Stored entries
"""

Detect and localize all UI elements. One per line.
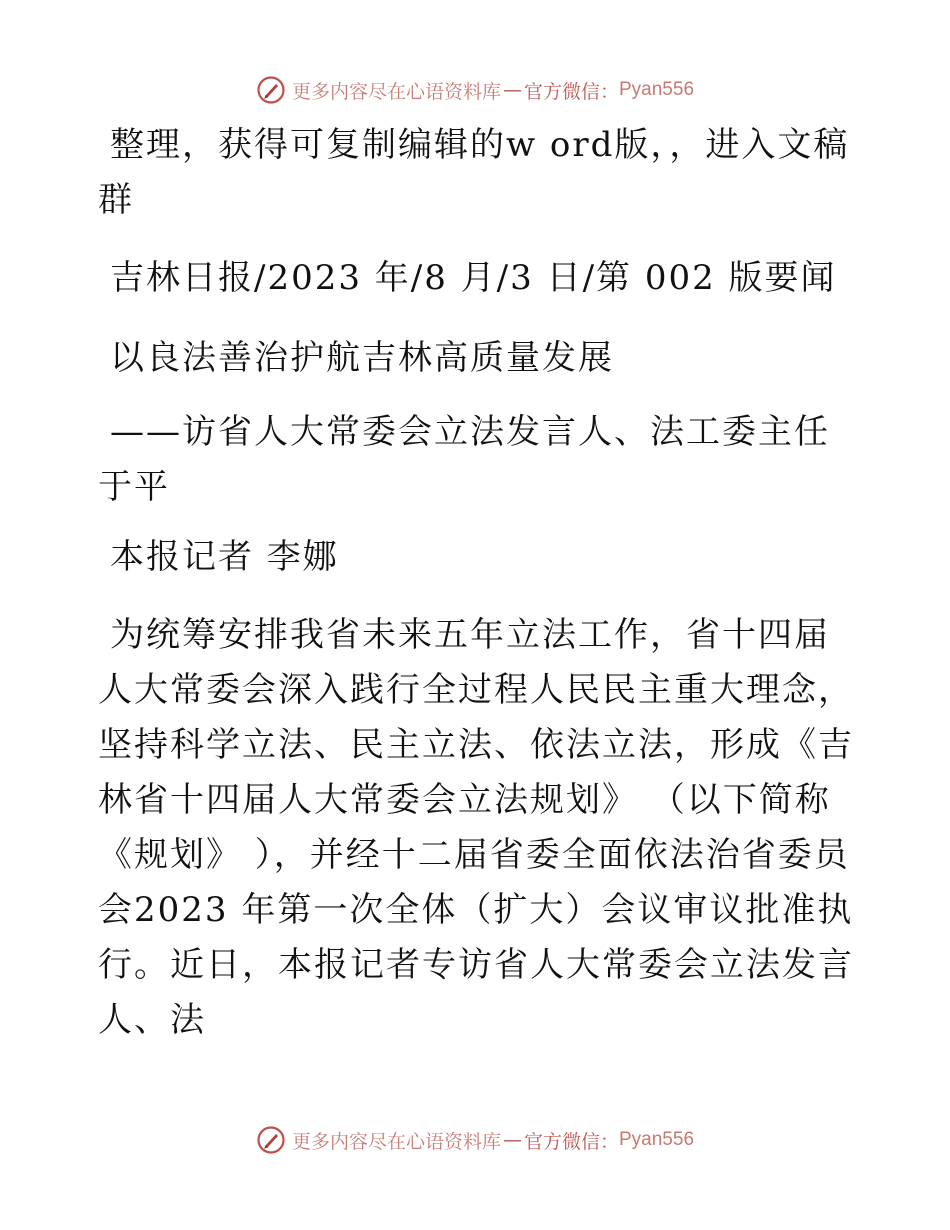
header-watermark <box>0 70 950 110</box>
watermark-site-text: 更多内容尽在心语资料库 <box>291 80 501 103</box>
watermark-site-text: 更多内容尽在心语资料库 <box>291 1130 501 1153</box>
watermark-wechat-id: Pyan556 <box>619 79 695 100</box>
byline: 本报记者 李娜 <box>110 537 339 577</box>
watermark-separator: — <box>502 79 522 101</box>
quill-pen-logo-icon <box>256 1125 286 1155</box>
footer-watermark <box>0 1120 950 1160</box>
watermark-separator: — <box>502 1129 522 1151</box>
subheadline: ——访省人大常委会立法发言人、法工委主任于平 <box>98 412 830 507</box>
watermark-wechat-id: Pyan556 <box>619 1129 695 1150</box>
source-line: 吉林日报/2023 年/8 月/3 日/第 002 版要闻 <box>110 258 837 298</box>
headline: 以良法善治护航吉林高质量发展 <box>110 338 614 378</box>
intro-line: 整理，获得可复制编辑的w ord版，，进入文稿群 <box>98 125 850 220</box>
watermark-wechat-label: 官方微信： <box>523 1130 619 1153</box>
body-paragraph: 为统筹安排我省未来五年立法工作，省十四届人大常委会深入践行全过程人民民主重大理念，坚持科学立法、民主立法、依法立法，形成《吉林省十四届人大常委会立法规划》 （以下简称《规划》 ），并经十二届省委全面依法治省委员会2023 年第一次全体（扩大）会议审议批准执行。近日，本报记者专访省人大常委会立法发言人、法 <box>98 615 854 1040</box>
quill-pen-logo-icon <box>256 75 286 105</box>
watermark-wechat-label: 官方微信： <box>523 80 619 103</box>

"""
"""

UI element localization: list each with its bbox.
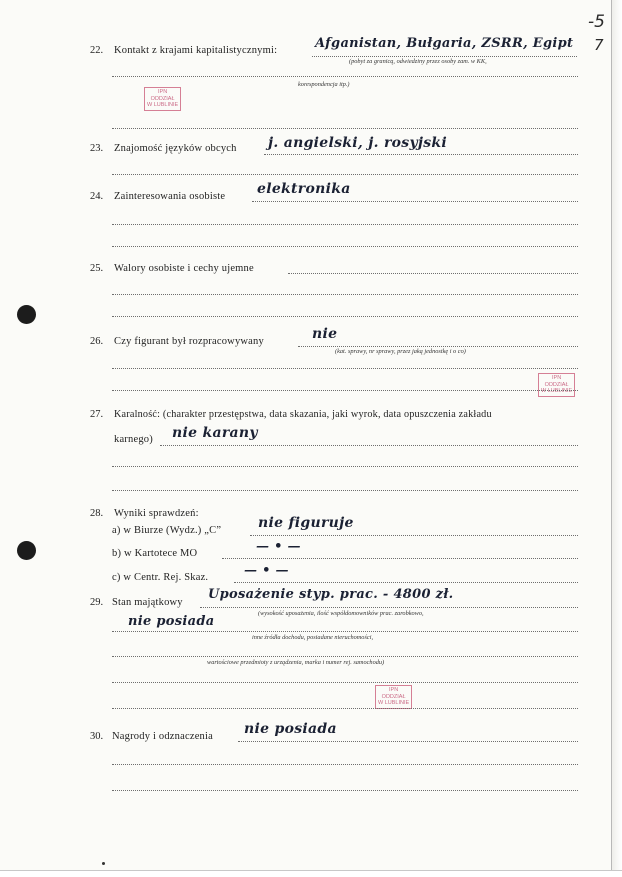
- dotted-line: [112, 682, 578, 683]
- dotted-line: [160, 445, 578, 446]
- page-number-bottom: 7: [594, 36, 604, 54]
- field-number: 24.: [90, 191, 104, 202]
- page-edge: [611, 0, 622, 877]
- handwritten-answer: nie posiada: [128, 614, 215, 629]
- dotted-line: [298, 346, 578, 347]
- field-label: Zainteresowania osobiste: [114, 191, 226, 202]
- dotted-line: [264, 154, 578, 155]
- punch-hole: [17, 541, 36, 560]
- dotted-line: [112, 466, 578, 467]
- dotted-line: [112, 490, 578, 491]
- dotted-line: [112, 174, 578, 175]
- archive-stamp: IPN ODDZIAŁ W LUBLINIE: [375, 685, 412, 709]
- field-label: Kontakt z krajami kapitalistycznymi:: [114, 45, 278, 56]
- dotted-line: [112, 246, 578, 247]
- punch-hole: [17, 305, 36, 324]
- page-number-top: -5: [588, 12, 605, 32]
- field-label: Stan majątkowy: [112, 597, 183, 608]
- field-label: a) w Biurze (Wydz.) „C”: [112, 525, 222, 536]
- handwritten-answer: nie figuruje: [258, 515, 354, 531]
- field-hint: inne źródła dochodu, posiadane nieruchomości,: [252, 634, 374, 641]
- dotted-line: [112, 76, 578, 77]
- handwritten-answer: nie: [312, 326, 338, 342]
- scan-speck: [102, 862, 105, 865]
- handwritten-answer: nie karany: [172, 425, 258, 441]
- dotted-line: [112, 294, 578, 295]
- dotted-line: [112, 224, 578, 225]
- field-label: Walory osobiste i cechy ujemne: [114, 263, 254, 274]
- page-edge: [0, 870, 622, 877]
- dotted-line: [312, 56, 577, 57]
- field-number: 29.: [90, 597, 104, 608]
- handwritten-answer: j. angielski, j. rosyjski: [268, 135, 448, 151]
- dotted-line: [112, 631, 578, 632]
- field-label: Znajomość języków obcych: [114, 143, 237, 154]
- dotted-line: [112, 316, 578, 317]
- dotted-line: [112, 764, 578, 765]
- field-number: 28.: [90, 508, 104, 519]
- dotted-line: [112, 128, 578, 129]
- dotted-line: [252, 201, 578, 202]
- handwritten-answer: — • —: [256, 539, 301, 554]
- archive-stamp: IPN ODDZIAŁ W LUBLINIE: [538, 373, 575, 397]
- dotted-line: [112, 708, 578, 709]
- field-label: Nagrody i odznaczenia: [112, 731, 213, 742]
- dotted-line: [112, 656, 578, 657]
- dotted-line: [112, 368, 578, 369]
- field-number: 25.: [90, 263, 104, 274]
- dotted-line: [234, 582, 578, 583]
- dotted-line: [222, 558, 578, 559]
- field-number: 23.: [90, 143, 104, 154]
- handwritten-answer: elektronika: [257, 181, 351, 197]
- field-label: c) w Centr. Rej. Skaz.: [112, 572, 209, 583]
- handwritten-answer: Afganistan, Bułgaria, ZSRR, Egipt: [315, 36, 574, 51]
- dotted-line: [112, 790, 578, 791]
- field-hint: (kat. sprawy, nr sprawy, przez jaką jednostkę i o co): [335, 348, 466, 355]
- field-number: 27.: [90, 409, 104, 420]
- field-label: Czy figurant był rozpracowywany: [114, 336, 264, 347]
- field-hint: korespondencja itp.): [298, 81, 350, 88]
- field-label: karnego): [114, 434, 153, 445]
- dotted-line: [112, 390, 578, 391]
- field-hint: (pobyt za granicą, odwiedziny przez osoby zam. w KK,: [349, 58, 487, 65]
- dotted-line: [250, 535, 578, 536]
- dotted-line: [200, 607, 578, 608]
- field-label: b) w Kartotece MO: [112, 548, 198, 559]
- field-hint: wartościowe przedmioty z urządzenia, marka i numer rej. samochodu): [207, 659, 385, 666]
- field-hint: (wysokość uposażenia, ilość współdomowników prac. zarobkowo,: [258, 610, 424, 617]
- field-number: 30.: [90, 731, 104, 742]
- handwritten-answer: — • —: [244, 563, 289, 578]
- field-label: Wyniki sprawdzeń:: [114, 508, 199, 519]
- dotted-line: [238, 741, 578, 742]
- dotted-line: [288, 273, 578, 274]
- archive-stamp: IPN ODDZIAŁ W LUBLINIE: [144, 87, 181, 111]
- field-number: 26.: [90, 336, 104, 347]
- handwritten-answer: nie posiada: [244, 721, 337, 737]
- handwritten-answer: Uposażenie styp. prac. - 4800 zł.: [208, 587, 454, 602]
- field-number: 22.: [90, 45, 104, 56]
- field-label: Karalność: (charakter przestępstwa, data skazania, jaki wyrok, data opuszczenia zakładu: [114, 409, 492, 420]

"""
"""

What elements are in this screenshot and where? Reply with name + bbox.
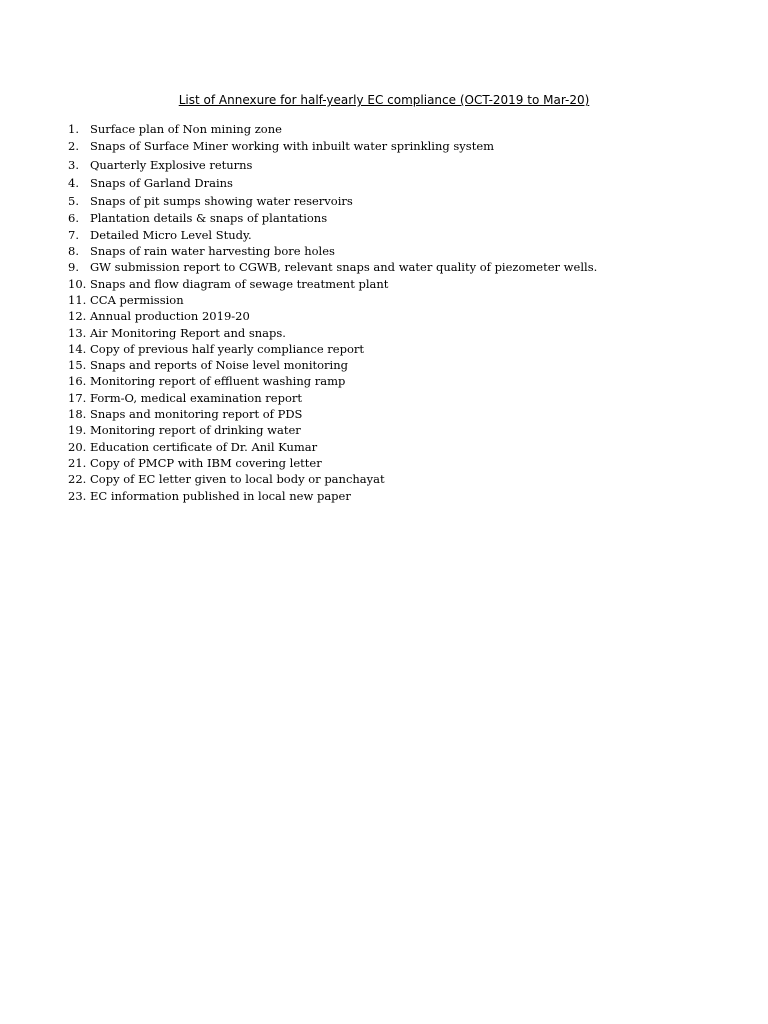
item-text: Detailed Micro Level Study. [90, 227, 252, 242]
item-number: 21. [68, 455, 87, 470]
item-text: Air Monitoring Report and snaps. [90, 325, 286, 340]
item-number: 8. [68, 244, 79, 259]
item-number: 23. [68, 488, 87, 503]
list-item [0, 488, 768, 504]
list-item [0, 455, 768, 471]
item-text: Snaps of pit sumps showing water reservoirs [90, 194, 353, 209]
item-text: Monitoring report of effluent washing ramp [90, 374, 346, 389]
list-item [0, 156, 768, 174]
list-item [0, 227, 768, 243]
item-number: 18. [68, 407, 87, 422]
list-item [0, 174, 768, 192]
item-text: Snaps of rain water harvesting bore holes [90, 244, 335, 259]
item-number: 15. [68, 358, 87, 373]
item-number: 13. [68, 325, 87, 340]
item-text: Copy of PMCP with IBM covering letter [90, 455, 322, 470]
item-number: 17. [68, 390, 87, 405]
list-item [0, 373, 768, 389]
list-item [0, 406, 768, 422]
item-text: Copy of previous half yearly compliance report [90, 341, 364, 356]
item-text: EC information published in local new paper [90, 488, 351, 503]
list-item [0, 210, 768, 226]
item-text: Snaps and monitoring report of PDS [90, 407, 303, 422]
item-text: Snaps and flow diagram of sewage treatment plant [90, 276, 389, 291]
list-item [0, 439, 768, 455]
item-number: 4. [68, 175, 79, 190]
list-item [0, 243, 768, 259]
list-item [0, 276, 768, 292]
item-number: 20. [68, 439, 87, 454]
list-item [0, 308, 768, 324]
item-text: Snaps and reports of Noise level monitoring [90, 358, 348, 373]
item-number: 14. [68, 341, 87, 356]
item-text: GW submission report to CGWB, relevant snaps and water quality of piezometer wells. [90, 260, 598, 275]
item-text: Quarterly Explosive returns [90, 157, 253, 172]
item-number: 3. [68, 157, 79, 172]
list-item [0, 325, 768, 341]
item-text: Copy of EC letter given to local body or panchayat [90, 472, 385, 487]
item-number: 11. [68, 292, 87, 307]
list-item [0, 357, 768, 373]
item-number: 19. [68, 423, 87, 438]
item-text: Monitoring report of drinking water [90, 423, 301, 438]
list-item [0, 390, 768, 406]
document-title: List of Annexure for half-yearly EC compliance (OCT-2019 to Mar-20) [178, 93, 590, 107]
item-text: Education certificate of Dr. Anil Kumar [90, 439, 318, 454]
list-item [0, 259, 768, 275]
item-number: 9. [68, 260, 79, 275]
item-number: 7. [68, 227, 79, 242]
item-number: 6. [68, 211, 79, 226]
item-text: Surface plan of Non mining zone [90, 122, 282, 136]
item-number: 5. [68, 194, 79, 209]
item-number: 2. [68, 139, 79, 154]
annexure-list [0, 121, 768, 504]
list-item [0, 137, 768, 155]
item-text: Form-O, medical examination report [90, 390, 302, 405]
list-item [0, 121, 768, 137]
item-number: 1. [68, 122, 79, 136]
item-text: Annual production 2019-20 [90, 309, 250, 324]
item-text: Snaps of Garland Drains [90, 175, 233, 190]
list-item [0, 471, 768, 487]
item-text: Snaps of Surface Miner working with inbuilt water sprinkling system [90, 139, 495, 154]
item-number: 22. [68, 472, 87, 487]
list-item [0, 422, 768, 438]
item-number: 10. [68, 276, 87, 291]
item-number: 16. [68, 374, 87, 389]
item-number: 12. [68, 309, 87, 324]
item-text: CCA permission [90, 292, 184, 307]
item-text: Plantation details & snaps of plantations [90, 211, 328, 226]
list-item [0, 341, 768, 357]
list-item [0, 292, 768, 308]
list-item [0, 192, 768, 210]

"""

## SHORT TASK
Please identify each line in the entries above that contains the word "punch" and copy all of those lines.

## WRITTEN RESPONSE
- punch-hole: [17, 541, 36, 560]
- punch-hole: [17, 305, 36, 324]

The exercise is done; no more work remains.